**WRITTEN PROBLEM:** Reproduce the passage about the interfaith gathering word for word, from "Among the 30" to "Council of Ireland.".

**SELECTION:**
::::::::

Among the 30 guests were  were Shaykh Dr. Umar Al-Qadri from the Blanchardstown Mosque,  Dr Nooh Al-Kaddo and Shaheen Ahmed of the Clonskeagh mosque, Sheikh Yahya Al-Hussein of the South Circular Rd mosque, Dr Ali Al-Saleh of the Milltown mosque, Dr Ihab Ahmad of the Cork City mosque, Rabbi Zalman Lent, leader of Ireland’s Hebrew congregation, and Leonard Abrahamson, president of the Jewish Representative Council of Ireland.

Also were present papal nuncio Archbishop Charles Brown, the Catholic Archbishop of Dublin Diarmuid Martin, the Church of Ireland Archbishop of Dublin Michael Jackson, retired Church of Ireland primate Alan Harper, Rev Dr Alan Martin and Dr Sam Hutchinson of the Presbyterian Church, and Dr Andrew Doughtery of theMethodist Church

‘Deepen understanding’

Greeting all, “but most especially representatives of the Muslim faith in Ireland”, Jewish Representative Council chair Maurice Cohen said: “This evening we hope that the space we make at our table will be symbolic of our genuine desire to deepen the understanding between Jews and our Muslim and Christian friends .”

Mr Cohen said that while the group tended to bump into each other at civic ceremonies, “we do not really know one another well enough to stand together in times of crisis”.

“In sitting down this evening we cannot ignore the fact that recent years have seen significant physical turmoil in all faiths . . . particularly in the Middle East and Africa. Much of this turmoil is done in the name of religion, with God’s name being hijacked for the purpose.”

Mr Cohen said that for people in Ireland “to be of any help, I feel we need to focus . . . on creating a unity of purpose in the minds of people. This means that room needs to be made by people and not just for people”.

“We must see what happened in the not-so-distant 1920s and 1930s in Europe.

“We must be aware that what happened then is bubbling to the surface in many other countries. We have seen the rise of anti-Semitism throughout Europe. In its wake, we have a rise in Islamophobia.”

Mr Cohen said that what is required is “a paradigmatic shift of thinking in Ireland”.

::::::::

**DATA PROVIDED:**
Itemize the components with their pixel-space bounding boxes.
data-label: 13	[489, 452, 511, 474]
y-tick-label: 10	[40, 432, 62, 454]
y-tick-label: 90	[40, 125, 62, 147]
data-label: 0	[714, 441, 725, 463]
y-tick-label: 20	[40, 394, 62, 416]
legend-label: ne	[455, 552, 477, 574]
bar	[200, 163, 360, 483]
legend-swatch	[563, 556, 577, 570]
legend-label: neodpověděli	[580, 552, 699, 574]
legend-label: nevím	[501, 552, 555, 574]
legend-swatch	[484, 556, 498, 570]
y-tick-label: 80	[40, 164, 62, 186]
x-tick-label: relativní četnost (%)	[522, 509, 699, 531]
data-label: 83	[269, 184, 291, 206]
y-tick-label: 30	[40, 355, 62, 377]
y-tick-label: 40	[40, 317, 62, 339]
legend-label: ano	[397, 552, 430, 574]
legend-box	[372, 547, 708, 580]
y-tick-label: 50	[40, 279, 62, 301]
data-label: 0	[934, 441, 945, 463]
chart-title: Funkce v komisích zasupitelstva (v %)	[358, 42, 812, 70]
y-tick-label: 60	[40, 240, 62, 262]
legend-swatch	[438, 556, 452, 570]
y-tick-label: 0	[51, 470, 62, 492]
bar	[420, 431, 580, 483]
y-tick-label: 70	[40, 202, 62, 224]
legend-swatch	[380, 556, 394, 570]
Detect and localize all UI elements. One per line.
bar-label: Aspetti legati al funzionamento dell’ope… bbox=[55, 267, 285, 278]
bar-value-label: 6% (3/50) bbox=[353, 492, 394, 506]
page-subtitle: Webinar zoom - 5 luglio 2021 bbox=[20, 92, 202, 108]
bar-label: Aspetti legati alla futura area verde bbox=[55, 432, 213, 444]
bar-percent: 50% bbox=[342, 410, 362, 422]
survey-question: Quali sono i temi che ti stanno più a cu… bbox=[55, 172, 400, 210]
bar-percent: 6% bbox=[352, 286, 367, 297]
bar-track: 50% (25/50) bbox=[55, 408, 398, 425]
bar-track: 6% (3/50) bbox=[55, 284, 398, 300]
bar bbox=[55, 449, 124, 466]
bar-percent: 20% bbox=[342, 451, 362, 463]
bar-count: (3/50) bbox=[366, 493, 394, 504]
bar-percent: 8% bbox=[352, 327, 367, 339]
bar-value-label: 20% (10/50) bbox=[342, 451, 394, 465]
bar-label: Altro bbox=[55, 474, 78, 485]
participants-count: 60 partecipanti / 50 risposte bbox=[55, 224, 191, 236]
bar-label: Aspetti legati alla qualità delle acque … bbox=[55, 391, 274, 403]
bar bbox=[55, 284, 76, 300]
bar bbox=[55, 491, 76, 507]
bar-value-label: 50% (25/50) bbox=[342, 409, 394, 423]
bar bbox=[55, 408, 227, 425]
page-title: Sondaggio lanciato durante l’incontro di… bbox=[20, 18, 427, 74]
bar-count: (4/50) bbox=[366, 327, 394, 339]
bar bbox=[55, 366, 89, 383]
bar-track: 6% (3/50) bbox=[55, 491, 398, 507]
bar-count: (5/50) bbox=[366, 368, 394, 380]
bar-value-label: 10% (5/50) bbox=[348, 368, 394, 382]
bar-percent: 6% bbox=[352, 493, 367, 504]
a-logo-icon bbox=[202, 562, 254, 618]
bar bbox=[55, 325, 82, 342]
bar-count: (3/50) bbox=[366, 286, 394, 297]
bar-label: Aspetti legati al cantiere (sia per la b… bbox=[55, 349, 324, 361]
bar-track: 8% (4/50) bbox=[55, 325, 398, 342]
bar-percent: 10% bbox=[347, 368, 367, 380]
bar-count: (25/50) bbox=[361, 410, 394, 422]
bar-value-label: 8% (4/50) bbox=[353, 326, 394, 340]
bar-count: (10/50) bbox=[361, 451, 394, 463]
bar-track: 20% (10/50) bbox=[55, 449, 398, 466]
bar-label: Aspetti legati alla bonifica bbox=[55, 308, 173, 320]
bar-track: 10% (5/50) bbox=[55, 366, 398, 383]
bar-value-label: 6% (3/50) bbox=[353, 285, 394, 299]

::::::::

**TASK OUTPUT:**
Among the 30 guests were  were Shaykh Dr. Umar Al-Qadri from the Blanchardstown Mosque,  Dr Nooh Al-Kaddo and Shaheen Ahmed of the Clonskeagh mosque, Sheikh Yahya Al-Hussein of the South Circular Rd mosque, Dr Ali Al-Saleh of the Milltown mosque, Dr Ihab Ahmad of the Cork City mosque, Rabbi Zalman Lent, leader of Ireland’s Hebrew congregation, and Leonard Abrahamson, president of the Jewish Representative Council of Ireland.